▸ **TASK**: Below are some records: retype them all exactly, but not the pictures.

Extracted records:
<<<<

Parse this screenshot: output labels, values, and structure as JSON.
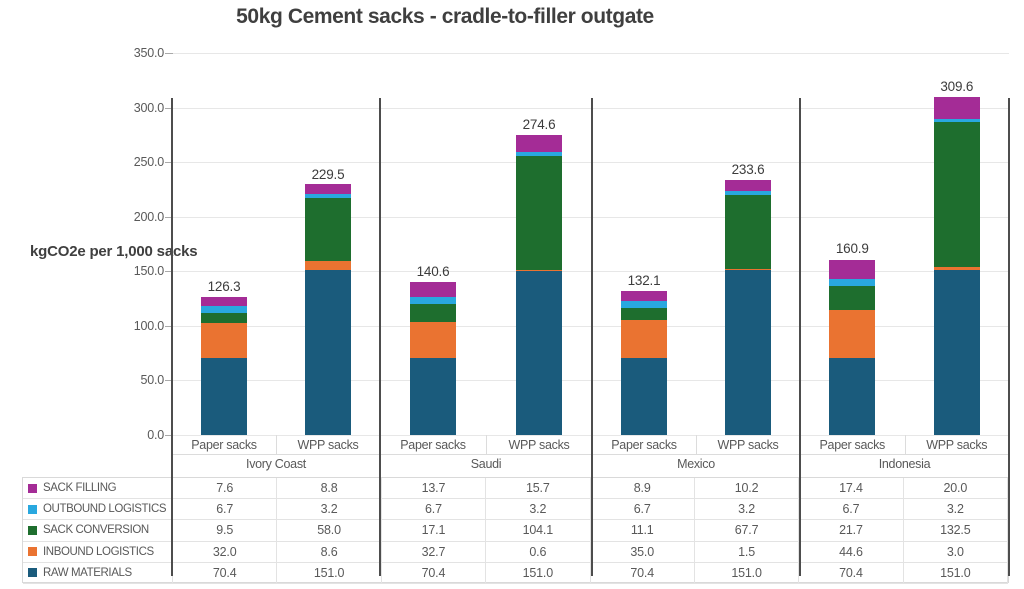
{
  "title": "50kg Cement sacks - cradle-to-filler outgate",
  "y_axis": {
    "label": "kgCO2e per 1,000 sacks",
    "tick_labels": [
      "0.0",
      "50.0",
      "100.0",
      "150.0",
      "200.0",
      "250.0",
      "300.0",
      "350.0"
    ],
    "min": 0,
    "max": 350,
    "tick_step": 50
  },
  "chart_data": {
    "type": "bar",
    "stacked": true,
    "title": "50kg Cement sacks - cradle-to-filler outgate",
    "xlabel": "",
    "ylabel": "kgCO2e per 1,000 sacks",
    "ylim": [
      0,
      350
    ],
    "grid": true,
    "legend_position": "table-left",
    "groups": [
      "Ivory Coast",
      "Saudi",
      "Mexico",
      "Indonesia"
    ],
    "bar_labels": [
      "Paper sacks",
      "WPP sacks",
      "Paper sacks",
      "WPP sacks",
      "Paper sacks",
      "WPP sacks",
      "Paper sacks",
      "WPP sacks"
    ],
    "totals": [
      126.3,
      229.5,
      140.6,
      274.6,
      132.1,
      233.6,
      160.9,
      309.6
    ],
    "series": [
      {
        "name": "SACK FILLING",
        "color": "#a42c96",
        "values": [
          7.6,
          8.8,
          13.7,
          15.7,
          8.9,
          10.2,
          17.4,
          20.0
        ]
      },
      {
        "name": "OUTBOUND LOGISTICS",
        "color": "#29a8df",
        "values": [
          6.7,
          3.2,
          6.7,
          3.2,
          6.7,
          3.2,
          6.7,
          3.2
        ]
      },
      {
        "name": "SACK CONVERSION",
        "color": "#1e6e2e",
        "values": [
          9.5,
          58.0,
          17.1,
          104.1,
          11.1,
          67.7,
          21.7,
          132.5
        ]
      },
      {
        "name": "INBOUND LOGISTICS",
        "color": "#ea7331",
        "values": [
          32.0,
          8.6,
          32.7,
          0.6,
          35.0,
          1.5,
          44.6,
          3.0
        ]
      },
      {
        "name": "RAW MATERIALS",
        "color": "#1a5b7c",
        "values": [
          70.4,
          151.0,
          70.4,
          151.0,
          70.4,
          151.0,
          70.4,
          151.0
        ]
      }
    ],
    "colors": {
      "gridline": "#e7e7e7",
      "divider": "#4d4d4d",
      "axis_text": "#595959",
      "title_text": "#3f3f3f"
    }
  }
}
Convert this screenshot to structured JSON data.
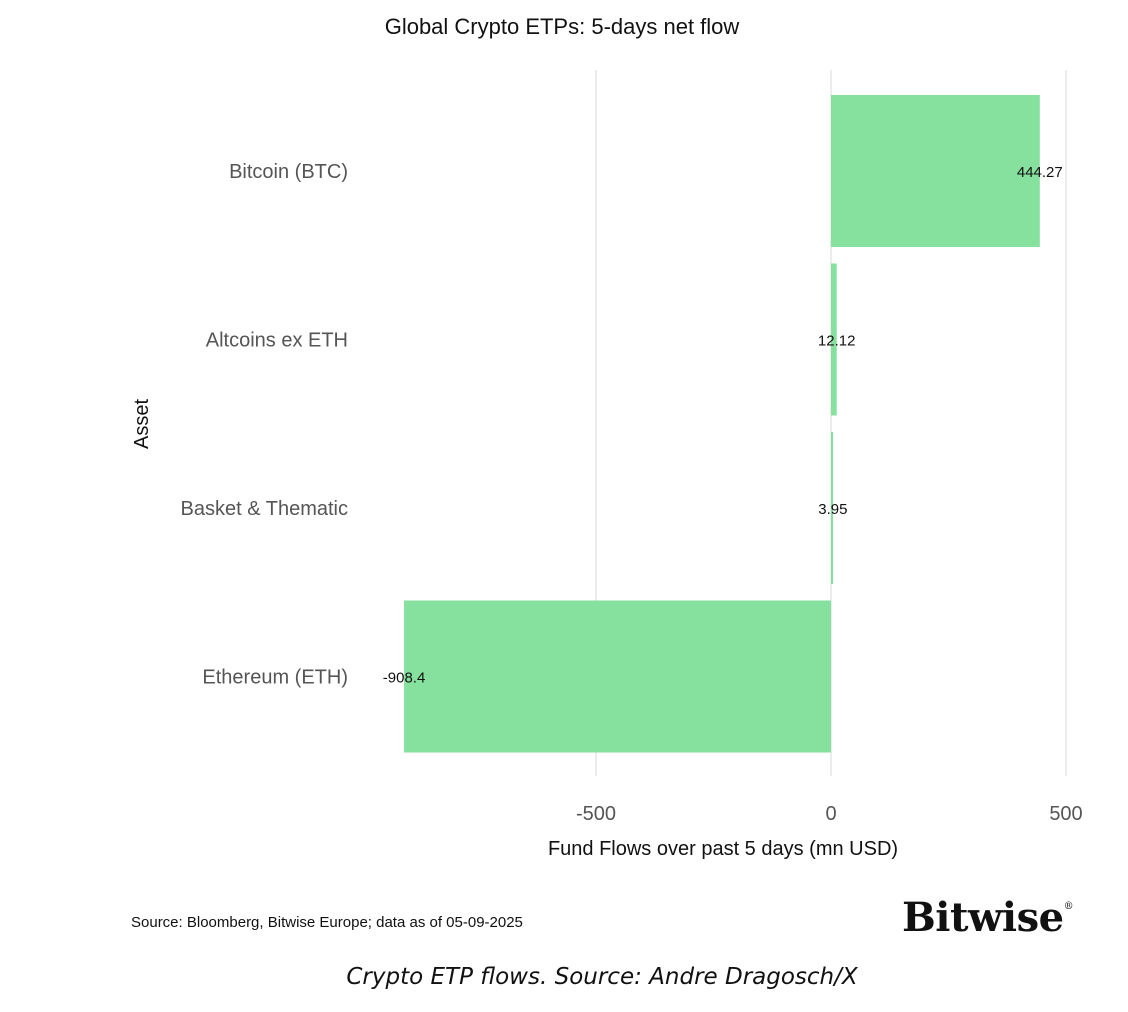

>>>>

▸ **SOLUTION FOR THIS EXERCISE**:
Parse this screenshot: output labels, values, and structure as JSON.
{
  "title": "50kg Cement sacks - cradle-to-filler outgate",
  "y_axis": {
    "label": "kgCO2e per 1,000 sacks",
    "tick_labels": [
      "0.0",
      "50.0",
      "100.0",
      "150.0",
      "200.0",
      "250.0",
      "300.0",
      "350.0"
    ],
    "min": 0,
    "max": 350,
    "tick_step": 50
  },
  "chart_data": {
    "type": "bar",
    "stacked": true,
    "title": "50kg Cement sacks - cradle-to-filler outgate",
    "xlabel": "",
    "ylabel": "kgCO2e per 1,000 sacks",
    "ylim": [
      0,
      350
    ],
    "grid": true,
    "legend_position": "table-left",
    "groups": [
      "Ivory Coast",
      "Saudi",
      "Mexico",
      "Indonesia"
    ],
    "bar_labels": [
      "Paper sacks",
      "WPP sacks",
      "Paper sacks",
      "WPP sacks",
      "Paper sacks",
      "WPP sacks",
      "Paper sacks",
      "WPP sacks"
    ],
    "totals": [
      126.3,
      229.5,
      140.6,
      274.6,
      132.1,
      233.6,
      160.9,
      309.6
    ],
    "series": [
      {
        "name": "SACK FILLING",
        "color": "#a42c96",
        "values": [
          7.6,
          8.8,
          13.7,
          15.7,
          8.9,
          10.2,
          17.4,
          20.0
        ]
      },
      {
        "name": "OUTBOUND LOGISTICS",
        "color": "#29a8df",
        "values": [
          6.7,
          3.2,
          6.7,
          3.2,
          6.7,
          3.2,
          6.7,
          3.2
        ]
      },
      {
        "name": "SACK CONVERSION",
        "color": "#1e6e2e",
        "values": [
          9.5,
          58.0,
          17.1,
          104.1,
          11.1,
          67.7,
          21.7,
          132.5
        ]
      },
      {
        "name": "INBOUND LOGISTICS",
        "color": "#ea7331",
        "values": [
          32.0,
          8.6,
          32.7,
          0.6,
          35.0,
          1.5,
          44.6,
          3.0
        ]
      },
      {
        "name": "RAW MATERIALS",
        "color": "#1a5b7c",
        "values": [
          70.4,
          151.0,
          70.4,
          151.0,
          70.4,
          151.0,
          70.4,
          151.0
        ]
      }
    ],
    "colors": {
      "gridline": "#e7e7e7",
      "divider": "#4d4d4d",
      "axis_text": "#595959",
      "title_text": "#3f3f3f"
    }
  }
}
Convert this screenshot to structured JSON data.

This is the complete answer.